[Dataset items]
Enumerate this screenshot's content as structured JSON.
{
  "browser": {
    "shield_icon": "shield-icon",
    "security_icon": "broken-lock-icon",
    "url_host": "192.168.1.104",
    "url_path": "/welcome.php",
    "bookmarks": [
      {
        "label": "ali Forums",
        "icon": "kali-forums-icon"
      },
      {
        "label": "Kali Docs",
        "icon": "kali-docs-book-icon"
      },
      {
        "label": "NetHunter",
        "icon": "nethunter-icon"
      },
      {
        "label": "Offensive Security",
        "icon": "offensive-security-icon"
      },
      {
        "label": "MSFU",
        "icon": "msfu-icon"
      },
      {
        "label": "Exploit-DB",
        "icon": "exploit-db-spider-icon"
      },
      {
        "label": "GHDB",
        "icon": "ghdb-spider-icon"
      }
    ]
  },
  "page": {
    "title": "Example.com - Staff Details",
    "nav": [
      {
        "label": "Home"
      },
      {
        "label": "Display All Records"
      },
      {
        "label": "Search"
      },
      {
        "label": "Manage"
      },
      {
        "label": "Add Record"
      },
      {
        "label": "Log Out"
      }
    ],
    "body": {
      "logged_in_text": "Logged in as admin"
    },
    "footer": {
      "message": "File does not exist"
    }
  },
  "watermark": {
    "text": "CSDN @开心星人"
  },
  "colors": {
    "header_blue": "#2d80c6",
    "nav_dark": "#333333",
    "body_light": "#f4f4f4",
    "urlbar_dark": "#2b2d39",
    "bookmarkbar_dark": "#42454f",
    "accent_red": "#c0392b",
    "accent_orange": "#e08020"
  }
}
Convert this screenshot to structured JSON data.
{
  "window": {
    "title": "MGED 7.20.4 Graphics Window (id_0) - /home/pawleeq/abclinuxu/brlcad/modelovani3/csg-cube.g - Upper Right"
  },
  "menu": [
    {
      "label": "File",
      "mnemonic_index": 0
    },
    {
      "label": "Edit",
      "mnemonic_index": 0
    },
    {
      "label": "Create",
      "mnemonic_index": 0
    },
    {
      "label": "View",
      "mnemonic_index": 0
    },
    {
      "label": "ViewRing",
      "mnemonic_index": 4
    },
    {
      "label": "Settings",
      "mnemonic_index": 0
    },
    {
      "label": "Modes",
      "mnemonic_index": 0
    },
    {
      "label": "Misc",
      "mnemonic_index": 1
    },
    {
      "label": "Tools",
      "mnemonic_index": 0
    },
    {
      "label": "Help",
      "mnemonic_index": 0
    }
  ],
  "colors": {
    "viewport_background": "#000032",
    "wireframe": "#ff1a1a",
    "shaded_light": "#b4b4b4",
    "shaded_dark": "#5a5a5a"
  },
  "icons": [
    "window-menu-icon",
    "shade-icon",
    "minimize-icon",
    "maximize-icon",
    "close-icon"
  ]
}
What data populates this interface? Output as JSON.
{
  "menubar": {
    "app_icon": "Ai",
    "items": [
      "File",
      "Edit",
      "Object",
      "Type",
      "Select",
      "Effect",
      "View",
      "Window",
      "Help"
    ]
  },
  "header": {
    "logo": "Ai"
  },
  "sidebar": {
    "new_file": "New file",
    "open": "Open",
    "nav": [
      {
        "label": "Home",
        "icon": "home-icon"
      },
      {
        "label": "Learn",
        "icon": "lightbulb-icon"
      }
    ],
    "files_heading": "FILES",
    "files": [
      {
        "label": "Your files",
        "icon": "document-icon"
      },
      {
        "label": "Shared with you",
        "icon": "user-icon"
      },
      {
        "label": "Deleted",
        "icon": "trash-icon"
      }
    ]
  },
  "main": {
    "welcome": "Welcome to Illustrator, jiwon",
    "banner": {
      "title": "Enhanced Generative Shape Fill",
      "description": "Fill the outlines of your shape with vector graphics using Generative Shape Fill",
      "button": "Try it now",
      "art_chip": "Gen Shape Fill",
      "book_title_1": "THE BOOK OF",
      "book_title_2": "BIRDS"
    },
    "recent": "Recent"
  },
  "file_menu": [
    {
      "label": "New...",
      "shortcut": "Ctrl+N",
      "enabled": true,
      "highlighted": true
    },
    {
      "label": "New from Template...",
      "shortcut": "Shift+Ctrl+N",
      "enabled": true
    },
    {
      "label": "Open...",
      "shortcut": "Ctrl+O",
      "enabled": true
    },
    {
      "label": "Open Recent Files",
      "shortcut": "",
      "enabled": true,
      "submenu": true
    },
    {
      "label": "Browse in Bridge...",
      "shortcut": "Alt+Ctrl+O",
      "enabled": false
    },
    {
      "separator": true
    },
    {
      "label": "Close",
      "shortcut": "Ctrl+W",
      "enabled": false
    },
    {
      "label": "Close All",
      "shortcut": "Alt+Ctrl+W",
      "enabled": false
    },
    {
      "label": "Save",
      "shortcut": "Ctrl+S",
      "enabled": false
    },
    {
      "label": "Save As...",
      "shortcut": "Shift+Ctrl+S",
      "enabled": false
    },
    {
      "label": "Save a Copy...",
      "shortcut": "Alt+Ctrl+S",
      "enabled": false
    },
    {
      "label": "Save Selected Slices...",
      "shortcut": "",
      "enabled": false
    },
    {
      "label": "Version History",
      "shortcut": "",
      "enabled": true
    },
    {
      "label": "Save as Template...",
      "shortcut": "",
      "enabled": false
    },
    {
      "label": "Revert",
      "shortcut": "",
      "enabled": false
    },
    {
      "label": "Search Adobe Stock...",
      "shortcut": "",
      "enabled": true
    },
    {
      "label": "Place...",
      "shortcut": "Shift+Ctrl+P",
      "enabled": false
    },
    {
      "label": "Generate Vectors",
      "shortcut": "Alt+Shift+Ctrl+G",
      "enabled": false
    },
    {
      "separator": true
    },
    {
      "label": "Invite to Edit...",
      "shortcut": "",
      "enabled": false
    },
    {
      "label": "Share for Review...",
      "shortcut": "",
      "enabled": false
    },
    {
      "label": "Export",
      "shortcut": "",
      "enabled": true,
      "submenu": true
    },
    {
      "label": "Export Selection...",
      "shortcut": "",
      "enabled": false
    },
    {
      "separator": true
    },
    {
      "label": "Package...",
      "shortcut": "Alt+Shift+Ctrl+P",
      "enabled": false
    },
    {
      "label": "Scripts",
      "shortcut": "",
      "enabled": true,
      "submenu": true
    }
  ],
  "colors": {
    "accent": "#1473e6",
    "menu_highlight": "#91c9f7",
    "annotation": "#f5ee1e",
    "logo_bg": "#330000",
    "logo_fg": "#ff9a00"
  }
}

→ What is required:
Reproduce every line of the material above exactly.

→ Exercise output:
Enumerate this screenshot's content as structured JSON.
{
  "browser": {
    "shield_icon": "shield-icon",
    "security_icon": "broken-lock-icon",
    "url_host": "192.168.1.104",
    "url_path": "/welcome.php",
    "bookmarks": [
      {
        "label": "ali Forums",
        "icon": "kali-forums-icon"
      },
      {
        "label": "Kali Docs",
        "icon": "kali-docs-book-icon"
      },
      {
        "label": "NetHunter",
        "icon": "nethunter-icon"
      },
      {
        "label": "Offensive Security",
        "icon": "offensive-security-icon"
      },
      {
        "label": "MSFU",
        "icon": "msfu-icon"
      },
      {
        "label": "Exploit-DB",
        "icon": "exploit-db-spider-icon"
      },
      {
        "label": "GHDB",
        "icon": "ghdb-spider-icon"
      }
    ]
  },
  "page": {
    "title": "Example.com - Staff Details",
    "nav": [
      {
        "label": "Home"
      },
      {
        "label": "Display All Records"
      },
      {
        "label": "Search"
      },
      {
        "label": "Manage"
      },
      {
        "label": "Add Record"
      },
      {
        "label": "Log Out"
      }
    ],
    "body": {
      "logged_in_text": "Logged in as admin"
    },
    "footer": {
      "message": "File does not exist"
    }
  },
  "watermark": {
    "text": "CSDN @开心星人"
  },
  "colors": {
    "header_blue": "#2d80c6",
    "nav_dark": "#333333",
    "body_light": "#f4f4f4",
    "urlbar_dark": "#2b2d39",
    "bookmarkbar_dark": "#42454f",
    "accent_red": "#c0392b",
    "accent_orange": "#e08020"
  }
}
Convert this screenshot to structured JSON data.
{
  "window": {
    "title": "MGED 7.20.4 Graphics Window (id_0) - /home/pawleeq/abclinuxu/brlcad/modelovani3/csg-cube.g - Upper Right"
  },
  "menu": [
    {
      "label": "File",
      "mnemonic_index": 0
    },
    {
      "label": "Edit",
      "mnemonic_index": 0
    },
    {
      "label": "Create",
      "mnemonic_index": 0
    },
    {
      "label": "View",
      "mnemonic_index": 0
    },
    {
      "label": "ViewRing",
      "mnemonic_index": 4
    },
    {
      "label": "Settings",
      "mnemonic_index": 0
    },
    {
      "label": "Modes",
      "mnemonic_index": 0
    },
    {
      "label": "Misc",
      "mnemonic_index": 1
    },
    {
      "label": "Tools",
      "mnemonic_index": 0
    },
    {
      "label": "Help",
      "mnemonic_index": 0
    }
  ],
  "colors": {
    "viewport_background": "#000032",
    "wireframe": "#ff1a1a",
    "shaded_light": "#b4b4b4",
    "shaded_dark": "#5a5a5a"
  },
  "icons": [
    "window-menu-icon",
    "shade-icon",
    "minimize-icon",
    "maximize-icon",
    "close-icon"
  ]
}
What data populates this interface? Output as JSON.
{
  "menubar": {
    "app_icon": "Ai",
    "items": [
      "File",
      "Edit",
      "Object",
      "Type",
      "Select",
      "Effect",
      "View",
      "Window",
      "Help"
    ]
  },
  "header": {
    "logo": "Ai"
  },
  "sidebar": {
    "new_file": "New file",
    "open": "Open",
    "nav": [
      {
        "label": "Home",
        "icon": "home-icon"
      },
      {
        "label": "Learn",
        "icon": "lightbulb-icon"
      }
    ],
    "files_heading": "FILES",
    "files": [
      {
        "label": "Your files",
        "icon": "document-icon"
      },
      {
        "label": "Shared with you",
        "icon": "user-icon"
      },
      {
        "label": "Deleted",
        "icon": "trash-icon"
      }
    ]
  },
  "main": {
    "welcome": "Welcome to Illustrator, jiwon",
    "banner": {
      "title": "Enhanced Generative Shape Fill",
      "description": "Fill the outlines of your shape with vector graphics using Generative Shape Fill",
      "button": "Try it now",
      "art_chip": "Gen Shape Fill",
      "book_title_1": "THE BOOK OF",
      "book_title_2": "BIRDS"
    },
    "recent": "Recent"
  },
  "file_menu": [
    {
      "label": "New...",
      "shortcut": "Ctrl+N",
      "enabled": true,
      "highlighted": true
    },
    {
      "label": "New from Template...",
      "shortcut": "Shift+Ctrl+N",
      "enabled": true
    },
    {
      "label": "Open...",
      "shortcut": "Ctrl+O",
      "enabled": true
    },
    {
      "label": "Open Recent Files",
      "shortcut": "",
      "enabled": true,
      "submenu": true
    },
    {
      "label": "Browse in Bridge...",
      "shortcut": "Alt+Ctrl+O",
      "enabled": false
    },
    {
      "separator": true
    },
    {
      "label": "Close",
      "shortcut": "Ctrl+W",
      "enabled": false
    },
    {
      "label": "Close All",
      "shortcut": "Alt+Ctrl+W",
      "enabled": false
    },
    {
      "label": "Save",
      "shortcut": "Ctrl+S",
      "enabled": false
    },
    {
      "label": "Save As...",
      "shortcut": "Shift+Ctrl+S",
      "enabled": false
    },
    {
      "label": "Save a Copy...",
      "shortcut": "Alt+Ctrl+S",
      "enabled": false
    },
    {
      "label": "Save Selected Slices...",
      "shortcut": "",
      "enabled": false
    },
    {
      "label": "Version History",
      "shortcut": "",
      "enabled": true
    },
    {
      "label": "Save as Template...",
      "shortcut": "",
      "enabled": false
    },
    {
      "label": "Revert",
      "shortcut": "",
      "enabled": false
    },
    {
      "label": "Search Adobe Stock...",
      "shortcut": "",
      "enabled": true
    },
    {
      "label": "Place...",
      "shortcut": "Shift+Ctrl+P",
      "enabled": false
    },
    {
      "label": "Generate Vectors",
      "shortcut": "Alt+Shift+Ctrl+G",
      "enabled": false
    },
    {
      "separator": true
    },
    {
      "label": "Invite to Edit...",
      "shortcut": "",
      "enabled": false
    },
    {
      "label": "Share for Review...",
      "shortcut": "",
      "enabled": false
    },
    {
      "label": "Export",
      "shortcut": "",
      "enabled": true,
      "submenu": true
    },
    {
      "label": "Export Selection...",
      "shortcut": "",
      "enabled": false
    },
    {
      "separator": true
    },
    {
      "label": "Package...",
      "shortcut": "Alt+Shift+Ctrl+P",
      "enabled": false
    },
    {
      "label": "Scripts",
      "shortcut": "",
      "enabled": true,
      "submenu": true
    }
  ],
  "colors": {
    "accent": "#1473e6",
    "menu_highlight": "#91c9f7",
    "annotation": "#f5ee1e",
    "logo_bg": "#330000",
    "logo_fg": "#ff9a00"
  }
}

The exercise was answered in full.